-- WHAT IS NEEDED --
Give the number of lines in the listing below that include the word "this", with nothing more.

-- RECORDS FOR THE EXERCISE --

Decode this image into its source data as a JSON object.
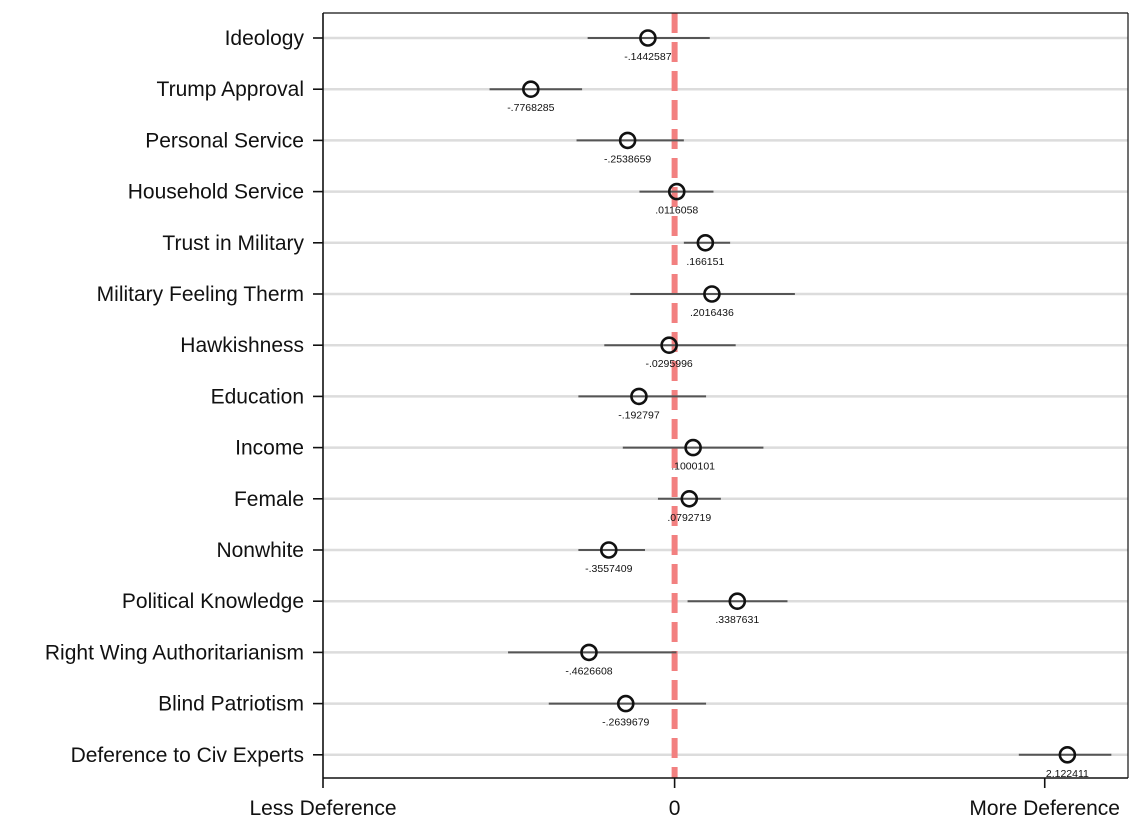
{
  "chart_data": {
    "type": "dot-and-whisker",
    "title": "",
    "xlabel": "",
    "ylabel": "",
    "grid": true,
    "xlim": [
      -1.9,
      2.45
    ],
    "reference_line": {
      "x": 0,
      "color": "#f28080",
      "style": "dashed"
    },
    "x_ticks": [
      {
        "value": -1.9,
        "label": "Less Deference"
      },
      {
        "value": 0,
        "label": "0"
      },
      {
        "value": 2.0,
        "label": "More Deference"
      }
    ],
    "categories": [
      "Ideology",
      "Trump Approval",
      "Personal Service",
      "Household Service",
      "Trust in Military",
      "Military Feeling Therm",
      "Hawkishness",
      "Education",
      "Income",
      "Female",
      "Nonwhite",
      "Political Knowledge",
      "Right Wing Authoritarianism",
      "Blind Patriotism",
      "Deference to Civ Experts"
    ],
    "estimates": [
      {
        "value": -0.1442587,
        "label": "-.1442587",
        "ci": [
          -0.47,
          0.19
        ]
      },
      {
        "value": -0.7768285,
        "label": "-.7768285",
        "ci": [
          -1.0,
          -0.5
        ]
      },
      {
        "value": -0.2538659,
        "label": "-.2538659",
        "ci": [
          -0.53,
          0.05
        ]
      },
      {
        "value": 0.0116058,
        "label": ".0116058",
        "ci": [
          -0.19,
          0.21
        ]
      },
      {
        "value": 0.166151,
        "label": ".166151",
        "ci": [
          0.05,
          0.3
        ]
      },
      {
        "value": 0.2016436,
        "label": ".2016436",
        "ci": [
          -0.24,
          0.65
        ]
      },
      {
        "value": -0.0295996,
        "label": "-.0295996",
        "ci": [
          -0.38,
          0.33
        ]
      },
      {
        "value": -0.192797,
        "label": "-.192797",
        "ci": [
          -0.52,
          0.17
        ]
      },
      {
        "value": 0.1000101,
        "label": ".1000101",
        "ci": [
          -0.28,
          0.48
        ]
      },
      {
        "value": 0.0792719,
        "label": ".0792719",
        "ci": [
          -0.09,
          0.25
        ]
      },
      {
        "value": -0.3557409,
        "label": "-.3557409",
        "ci": [
          -0.52,
          -0.16
        ]
      },
      {
        "value": 0.3387631,
        "label": ".3387631",
        "ci": [
          0.07,
          0.61
        ]
      },
      {
        "value": -0.4626608,
        "label": "-.4626608",
        "ci": [
          -0.9,
          0.01
        ]
      },
      {
        "value": -0.2639679,
        "label": "-.2639679",
        "ci": [
          -0.68,
          0.17
        ]
      },
      {
        "value": 2.122411,
        "label": "2.122411",
        "ci": [
          1.86,
          2.36
        ]
      }
    ],
    "colors": {
      "grid": "#dcdcdc",
      "ci_line": "#555555",
      "marker": "#111111",
      "axis": "#111111",
      "zero_line": "#f28080"
    }
  }
}
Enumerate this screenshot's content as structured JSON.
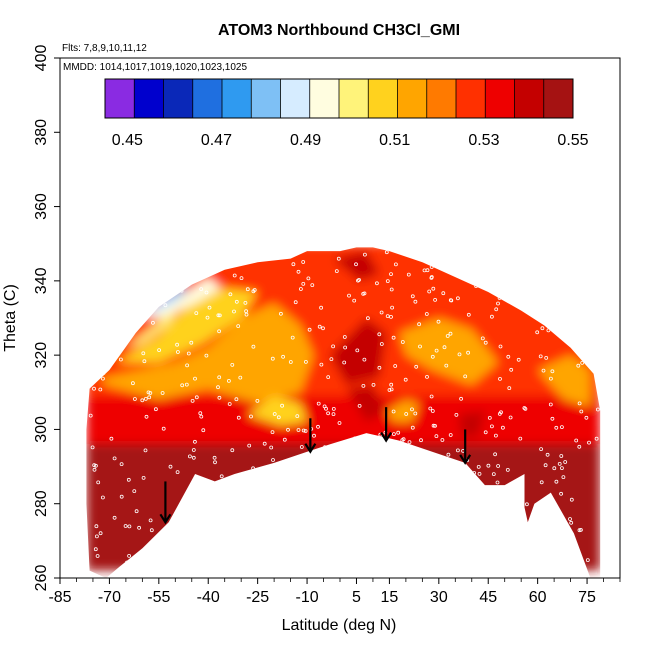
{
  "chart_data": {
    "type": "heatmap",
    "title": "ATOM3 Northbound CH3Cl_GMI",
    "annotations": {
      "flights": "Flts: 7,8,9,10,11,12",
      "dates": "MMDD: 1014,1017,1019,1020,1023,1025"
    },
    "xlabel": "Latitude (deg N)",
    "ylabel": "Theta (C)",
    "xlim": [
      -85,
      85
    ],
    "ylim": [
      260,
      400
    ],
    "x_ticks": [
      -85,
      -70,
      -55,
      -40,
      -25,
      -10,
      5,
      15,
      30,
      45,
      60,
      75
    ],
    "y_ticks": [
      260,
      280,
      300,
      320,
      340,
      360,
      380,
      400
    ],
    "colorbar": {
      "min": 0.445,
      "max": 0.55,
      "ticks": [
        0.45,
        0.47,
        0.49,
        0.51,
        0.53,
        0.55
      ],
      "tick_labels": [
        "0.45",
        "0.47",
        "0.49",
        "0.51",
        "0.53",
        "0.55"
      ],
      "colors": [
        "#8a2be2",
        "#0000cd",
        "#0a28b8",
        "#1f6fe0",
        "#2f9af0",
        "#7ec0f5",
        "#d6ecff",
        "#fffde0",
        "#fff37a",
        "#ffd21e",
        "#ffa500",
        "#ff7a00",
        "#ff3000",
        "#ee0000",
        "#c40000",
        "#a51212"
      ]
    },
    "upper_boundary": [
      [
        -76,
        311
      ],
      [
        -70,
        316
      ],
      [
        -62,
        326
      ],
      [
        -55,
        333
      ],
      [
        -45,
        339
      ],
      [
        -35,
        343
      ],
      [
        -25,
        345
      ],
      [
        -15,
        346
      ],
      [
        -10,
        348
      ],
      [
        0,
        348
      ],
      [
        5,
        349
      ],
      [
        10,
        349
      ],
      [
        15,
        348
      ],
      [
        25,
        345
      ],
      [
        35,
        341
      ],
      [
        45,
        337
      ],
      [
        55,
        332
      ],
      [
        62,
        328
      ],
      [
        70,
        322
      ],
      [
        77,
        315
      ],
      [
        79,
        305
      ]
    ],
    "lower_boundary": [
      [
        79,
        260
      ],
      [
        76,
        260
      ],
      [
        71,
        272
      ],
      [
        64,
        283
      ],
      [
        59,
        280
      ],
      [
        57,
        275
      ],
      [
        56,
        279
      ],
      [
        56,
        288
      ],
      [
        50,
        285
      ],
      [
        44,
        285
      ],
      [
        38,
        291
      ],
      [
        28,
        294
      ],
      [
        18,
        297
      ],
      [
        8,
        299
      ],
      [
        -3,
        296
      ],
      [
        -10,
        294
      ],
      [
        -20,
        291
      ],
      [
        -32,
        288
      ],
      [
        -38,
        286
      ],
      [
        -44,
        288
      ],
      [
        -52,
        275
      ],
      [
        -60,
        268
      ],
      [
        -67,
        263
      ],
      [
        -71,
        260
      ],
      [
        -76,
        262
      ],
      [
        -77,
        280
      ],
      [
        -77,
        300
      ],
      [
        -76,
        311
      ]
    ],
    "regions": [
      {
        "value": 0.548,
        "polygon": [
          [
            -77,
            262
          ],
          [
            79,
            262
          ],
          [
            79,
            300
          ],
          [
            -77,
            300
          ]
        ]
      },
      {
        "value": 0.535,
        "polygon": [
          [
            -77,
            296
          ],
          [
            79,
            296
          ],
          [
            79,
            312
          ],
          [
            -77,
            312
          ]
        ]
      },
      {
        "value": 0.525,
        "polygon": [
          [
            -77,
            309
          ],
          [
            79,
            309
          ],
          [
            79,
            350
          ],
          [
            -77,
            350
          ]
        ]
      },
      {
        "value": 0.516,
        "polygon": [
          [
            -72,
            314
          ],
          [
            -50,
            318
          ],
          [
            -40,
            322
          ],
          [
            -30,
            330
          ],
          [
            -20,
            334
          ],
          [
            -12,
            328
          ],
          [
            -8,
            320
          ],
          [
            -12,
            310
          ],
          [
            -25,
            307
          ],
          [
            -40,
            311
          ],
          [
            -55,
            308
          ],
          [
            -72,
            312
          ]
        ]
      },
      {
        "value": 0.51,
        "polygon": [
          [
            -68,
            318
          ],
          [
            -55,
            325
          ],
          [
            -45,
            335
          ],
          [
            -35,
            338
          ],
          [
            -25,
            337
          ],
          [
            -30,
            330
          ],
          [
            -42,
            323
          ],
          [
            -55,
            318
          ]
        ]
      },
      {
        "value": 0.503,
        "polygon": [
          [
            -65,
            322
          ],
          [
            -55,
            329
          ],
          [
            -48,
            334
          ],
          [
            -52,
            328
          ],
          [
            -60,
            323
          ]
        ]
      },
      {
        "value": 0.51,
        "polygon": [
          [
            -28,
            304
          ],
          [
            -20,
            309
          ],
          [
            -12,
            307
          ],
          [
            -10,
            302
          ],
          [
            -18,
            301
          ]
        ]
      },
      {
        "value": 0.516,
        "polygon": [
          [
            14,
            305
          ],
          [
            20,
            308
          ],
          [
            24,
            307
          ],
          [
            22,
            302
          ],
          [
            16,
            302
          ]
        ]
      },
      {
        "value": 0.516,
        "polygon": [
          [
            18,
            326
          ],
          [
            30,
            330
          ],
          [
            40,
            327
          ],
          [
            48,
            318
          ],
          [
            40,
            312
          ],
          [
            28,
            316
          ],
          [
            20,
            320
          ]
        ]
      },
      {
        "value": 0.512,
        "polygon": [
          [
            60,
            316
          ],
          [
            70,
            320
          ],
          [
            76,
            316
          ],
          [
            76,
            306
          ],
          [
            68,
            308
          ]
        ]
      },
      {
        "value": 0.538,
        "polygon": [
          [
            -3,
            320
          ],
          [
            8,
            330
          ],
          [
            14,
            326
          ],
          [
            12,
            314
          ],
          [
            2,
            312
          ]
        ]
      },
      {
        "value": 0.543,
        "polygon": [
          [
            2,
            311
          ],
          [
            10,
            312
          ],
          [
            14,
            305
          ],
          [
            8,
            302
          ]
        ]
      },
      {
        "value": 0.543,
        "polygon": [
          [
            36,
            304
          ],
          [
            44,
            305
          ],
          [
            42,
            298
          ],
          [
            37,
            298
          ]
        ]
      },
      {
        "value": 0.538,
        "polygon": [
          [
            -2,
            346
          ],
          [
            8,
            348
          ],
          [
            12,
            342
          ],
          [
            6,
            340
          ]
        ]
      },
      {
        "value": 0.497,
        "polygon": [
          [
            -60,
            330
          ],
          [
            -48,
            336
          ],
          [
            -40,
            341
          ],
          [
            -36,
            338
          ],
          [
            -44,
            334
          ],
          [
            -54,
            330
          ]
        ]
      },
      {
        "value": 0.488,
        "polygon": [
          [
            -60,
            331
          ],
          [
            -53,
            336
          ],
          [
            -48,
            338
          ],
          [
            -50,
            334
          ],
          [
            -56,
            331
          ]
        ]
      },
      {
        "value": 0.478,
        "polygon": [
          [
            -57,
            333
          ],
          [
            -50,
            338
          ],
          [
            -46,
            340
          ],
          [
            -48,
            336
          ]
        ]
      }
    ],
    "arrows": [
      {
        "lat": -53,
        "theta_start": 286,
        "theta_end": 275
      },
      {
        "lat": -9,
        "theta_start": 303,
        "theta_end": 294
      },
      {
        "lat": 14,
        "theta_start": 306,
        "theta_end": 297
      },
      {
        "lat": 38,
        "theta_start": 300,
        "theta_end": 291
      }
    ]
  }
}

-- FULL SOLUTION --
2